─── Data excerpts
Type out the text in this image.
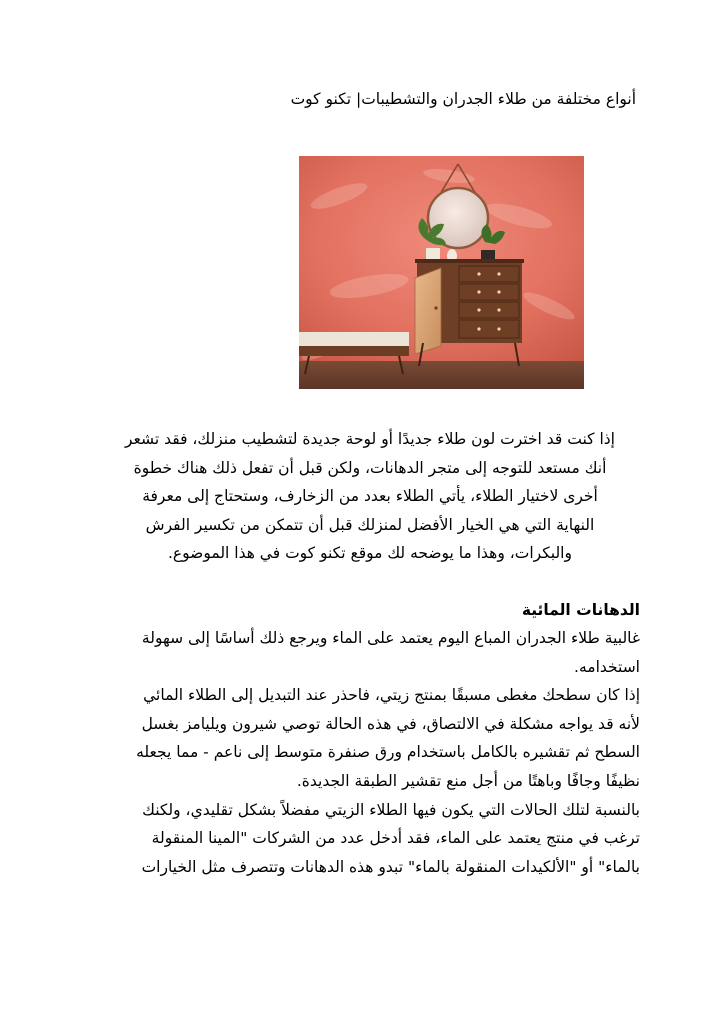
أنواع مختلفة من طلاء الجدران والتشطيبات| تكنو كوت

إذا كنت قد اخترت لون طلاء جديدًا أو لوحة جديدة لتشطيب منزلك، فقد تشعر

أنك مستعد للتوجه إلى متجر الدهانات، ولكن قبل أن تفعل ذلك هناك خطوة

أخرى لاختيار الطلاء، يأتي الطلاء بعدد من الزخارف، وستحتاج إلى معرفة

النهاية التي هي الخيار الأفضل لمنزلك قبل أن تتمكن من تكسير الفرش

والبكرات، وهذا ما يوضحه لك موقع تكنو كوت في هذا الموضوع.

الدهانات المائية

غالبية طلاء الجدران المباع اليوم يعتمد على الماء ويرجع ذلك أساسًا إلى سهولة

استخدامه.

إذا كان سطحك مغطى مسبقًا بمنتج زيتي، فاحذر عند التبديل إلى الطلاء المائي

لأنه قد يواجه مشكلة في الالتصاق، في هذه الحالة توصي شيرون ويليامز بغسل

السطح ثم تقشيره بالكامل باستخدام ورق صنفرة متوسط إلى ناعم - مما يجعله

نظيفًا وجافًا وباهتًا من أجل منع تقشير الطبقة الجديدة.

بالنسبة لتلك الحالات التي يكون فيها الطلاء الزيتي مفضلاً بشكل تقليدي، ولكنك

ترغب في منتج يعتمد على الماء، فقد أدخل عدد من الشركات "المينا المنقولة

بالماء" أو "الألكيدات المنقولة بالماء" تبدو هذه الدهانات وتتصرف مثل الخيارات
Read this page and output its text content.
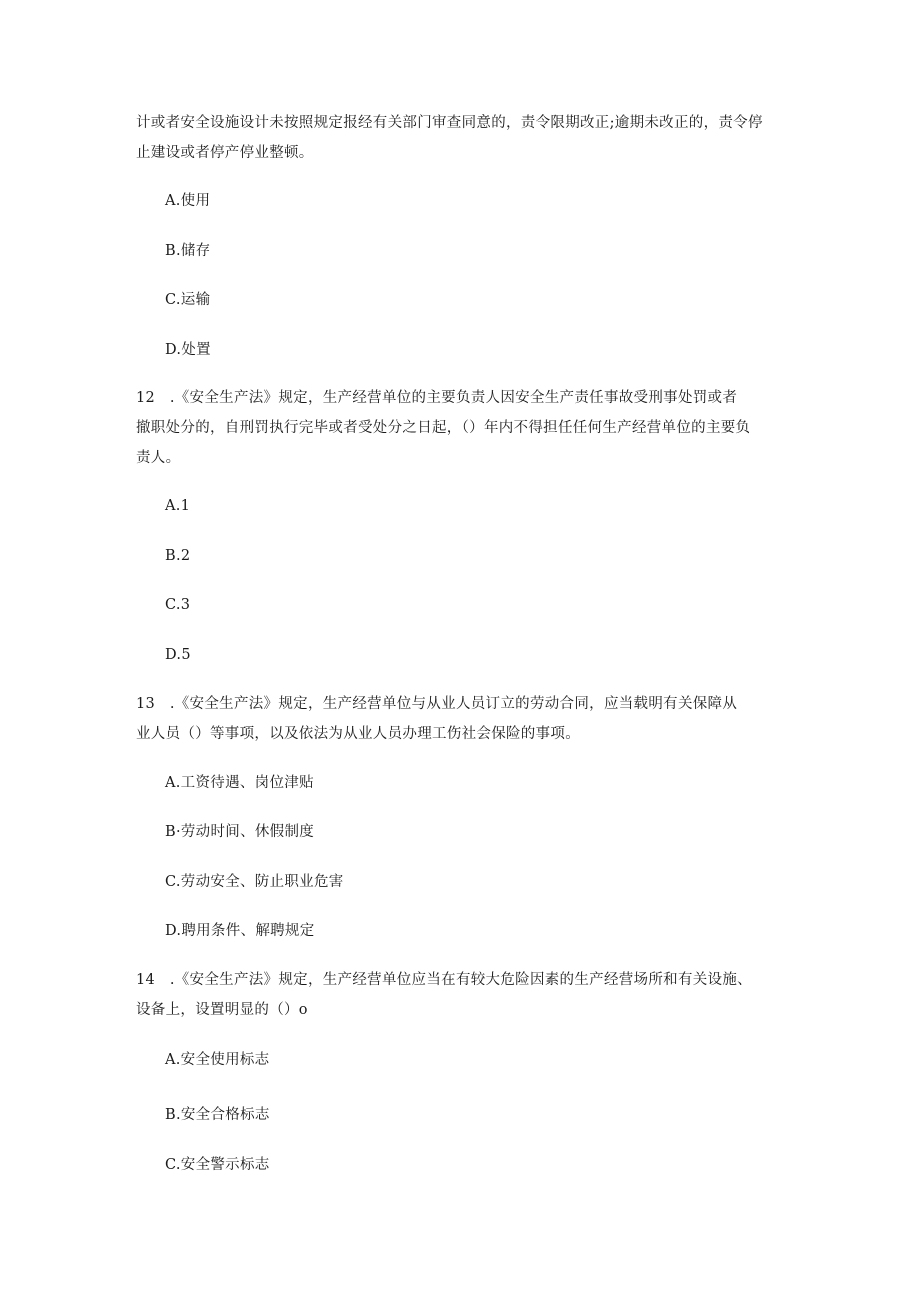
计或者安全设施设计未按照规定报经有关部门审查同意的，责令限期改正;逾期未改正的，责令停
止建设或者停产停业整顿。
A.使用
B.储存
C.运输
D.处置
12　.《安全生产法》规定，生产经营单位的主要负责人因安全生产责任事故受刑事处罚或者
撤职处分的，自刑罚执行完毕或者受处分之日起，（）年内不得担任任何生产经营单位的主要负
责人。
A.1
B.2
C.3
D.5
13　.《安全生产法》规定，生产经营单位与从业人员订立的劳动合同，应当载明有关保障从
业人员（）等事项，以及依法为从业人员办理工伤社会保险的事项。
A.工资待遇、岗位津贴
B·劳动时间、休假制度
C.劳动安全、防止职业危害
D.聘用条件、解聘规定
14　.《安全生产法》规定，生产经营单位应当在有较大危险因素的生产经营场所和有关设施、
设备上，设置明显的（）o
A.安全使用标志
B.安全合格标志
C.安全警示标志
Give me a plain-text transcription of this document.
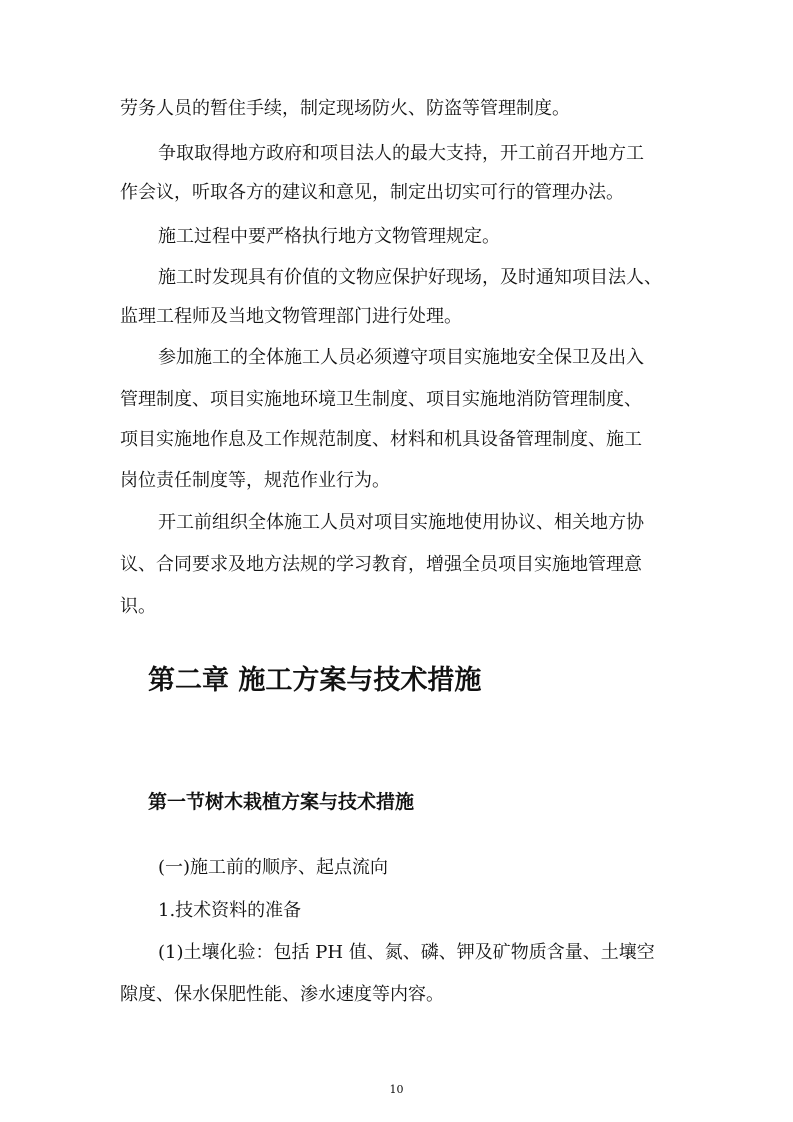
劳务人员的暂住手续，制定现场防火、防盗等管理制度。
争取取得地方政府和项目法人的最大支持，开工前召开地方工
作会议，听取各方的建议和意见，制定出切实可行的管理办法。
施工过程中要严格执行地方文物管理规定。
施工时发现具有价值的文物应保护好现场，及时通知项目法人、
监理工程师及当地文物管理部门进行处理。
参加施工的全体施工人员必须遵守项目实施地安全保卫及出入
管理制度、项目实施地环境卫生制度、项目实施地消防管理制度、
项目实施地作息及工作规范制度、材料和机具设备管理制度、施工
岗位责任制度等，规范作业行为。
开工前组织全体施工人员对项目实施地使用协议、相关地方协
议、合同要求及地方法规的学习教育，增强全员项目实施地管理意
识。
第二章 施工方案与技术措施
第一节树木栽植方案与技术措施
(一)施工前的顺序、起点流向
1.技术资料的准备
(1)土壤化验：包括 PH 值、氮、磷、钾及矿物质含量、土壤空
隙度、保水保肥性能、渗水速度等内容。
10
──────
Print all of the entries word for word. Omit the pictures they contain.

Type out the text in this image.
أنواع مختلفة من طلاء الجدران والتشطيبات| تكنو كوت

إذا كنت قد اخترت لون طلاء جديدًا أو لوحة جديدة لتشطيب منزلك، فقد تشعر

أنك مستعد للتوجه إلى متجر الدهانات، ولكن قبل أن تفعل ذلك هناك خطوة

أخرى لاختيار الطلاء، يأتي الطلاء بعدد من الزخارف، وستحتاج إلى معرفة

النهاية التي هي الخيار الأفضل لمنزلك قبل أن تتمكن من تكسير الفرش

والبكرات، وهذا ما يوضحه لك موقع تكنو كوت في هذا الموضوع.

الدهانات المائية

غالبية طلاء الجدران المباع اليوم يعتمد على الماء ويرجع ذلك أساسًا إلى سهولة

استخدامه.

إذا كان سطحك مغطى مسبقًا بمنتج زيتي، فاحذر عند التبديل إلى الطلاء المائي

لأنه قد يواجه مشكلة في الالتصاق، في هذه الحالة توصي شيرون ويليامز بغسل

السطح ثم تقشيره بالكامل باستخدام ورق صنفرة متوسط إلى ناعم - مما يجعله

نظيفًا وجافًا وباهتًا من أجل منع تقشير الطبقة الجديدة.

بالنسبة لتلك الحالات التي يكون فيها الطلاء الزيتي مفضلاً بشكل تقليدي، ولكنك

ترغب في منتج يعتمد على الماء، فقد أدخل عدد من الشركات "المينا المنقولة

بالماء" أو "الألكيدات المنقولة بالماء" تبدو هذه الدهانات وتتصرف مثل الخيارات
Read this page and output its text content.
计或者安全设施设计未按照规定报经有关部门审查同意的，责令限期改正;逾期未改正的，责令停
止建设或者停产停业整顿。
A.使用
B.储存
C.运输
D.处置
12　.《安全生产法》规定，生产经营单位的主要负责人因安全生产责任事故受刑事处罚或者
撤职处分的，自刑罚执行完毕或者受处分之日起，（）年内不得担任任何生产经营单位的主要负
责人。
A.1
B.2
C.3
D.5
13　.《安全生产法》规定，生产经营单位与从业人员订立的劳动合同，应当载明有关保障从
业人员（）等事项，以及依法为从业人员办理工伤社会保险的事项。
A.工资待遇、岗位津贴
B·劳动时间、休假制度
C.劳动安全、防止职业危害
D.聘用条件、解聘规定
14　.《安全生产法》规定，生产经营单位应当在有较大危险因素的生产经营场所和有关设施、
设备上，设置明显的（）o
A.安全使用标志
B.安全合格标志
C.安全警示标志
Give me a plain-text transcription of this document.
劳务人员的暂住手续，制定现场防火、防盗等管理制度。
争取取得地方政府和项目法人的最大支持，开工前召开地方工
作会议，听取各方的建议和意见，制定出切实可行的管理办法。
施工过程中要严格执行地方文物管理规定。
施工时发现具有价值的文物应保护好现场，及时通知项目法人、
监理工程师及当地文物管理部门进行处理。
参加施工的全体施工人员必须遵守项目实施地安全保卫及出入
管理制度、项目实施地环境卫生制度、项目实施地消防管理制度、
项目实施地作息及工作规范制度、材料和机具设备管理制度、施工
岗位责任制度等，规范作业行为。
开工前组织全体施工人员对项目实施地使用协议、相关地方协
议、合同要求及地方法规的学习教育，增强全员项目实施地管理意
识。
第二章 施工方案与技术措施
第一节树木栽植方案与技术措施
(一)施工前的顺序、起点流向
1.技术资料的准备
(1)土壤化验：包括 PH 值、氮、磷、钾及矿物质含量、土壤空
隙度、保水保肥性能、渗水速度等内容。
10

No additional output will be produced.